• **Goal of the exercise**
Check each line of the data for "Steel" and select those that have it.

• **Given entries**
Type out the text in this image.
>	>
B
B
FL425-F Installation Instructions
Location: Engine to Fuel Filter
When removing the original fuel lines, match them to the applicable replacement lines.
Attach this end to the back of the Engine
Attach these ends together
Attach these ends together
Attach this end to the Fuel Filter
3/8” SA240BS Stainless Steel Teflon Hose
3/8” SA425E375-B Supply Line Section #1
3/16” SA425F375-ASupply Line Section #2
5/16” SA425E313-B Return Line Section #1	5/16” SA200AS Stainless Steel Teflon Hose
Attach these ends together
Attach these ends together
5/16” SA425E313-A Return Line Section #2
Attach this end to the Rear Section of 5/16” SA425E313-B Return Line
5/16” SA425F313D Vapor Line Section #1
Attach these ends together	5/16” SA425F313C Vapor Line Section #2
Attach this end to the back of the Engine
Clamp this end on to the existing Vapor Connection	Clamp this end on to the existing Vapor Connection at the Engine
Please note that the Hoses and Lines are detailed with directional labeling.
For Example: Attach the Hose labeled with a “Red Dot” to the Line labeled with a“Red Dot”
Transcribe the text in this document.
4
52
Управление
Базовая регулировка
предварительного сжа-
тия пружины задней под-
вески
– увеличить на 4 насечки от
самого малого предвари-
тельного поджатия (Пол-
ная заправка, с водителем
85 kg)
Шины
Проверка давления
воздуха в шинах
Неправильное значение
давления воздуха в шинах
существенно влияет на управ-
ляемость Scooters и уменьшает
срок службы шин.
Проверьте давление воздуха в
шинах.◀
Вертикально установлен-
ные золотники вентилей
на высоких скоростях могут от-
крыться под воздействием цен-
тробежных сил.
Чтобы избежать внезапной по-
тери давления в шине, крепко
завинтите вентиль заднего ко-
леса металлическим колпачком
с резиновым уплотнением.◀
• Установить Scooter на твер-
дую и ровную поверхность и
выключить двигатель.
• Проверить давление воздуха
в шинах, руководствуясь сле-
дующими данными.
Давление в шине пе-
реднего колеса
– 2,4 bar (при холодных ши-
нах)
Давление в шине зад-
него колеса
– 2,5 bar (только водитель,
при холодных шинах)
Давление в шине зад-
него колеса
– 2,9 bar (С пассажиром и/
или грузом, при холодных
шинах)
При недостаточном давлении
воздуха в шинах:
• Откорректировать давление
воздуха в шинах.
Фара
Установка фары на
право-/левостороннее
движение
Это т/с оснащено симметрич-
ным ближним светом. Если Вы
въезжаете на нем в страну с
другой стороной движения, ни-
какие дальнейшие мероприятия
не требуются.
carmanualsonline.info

• **Answer below**
3/8” SA240BS Stainless Steel Teflon Hose
5/16” SA425E313-B Return Line Section #1	5/16” SA200AS Stainless Steel Teflon Hose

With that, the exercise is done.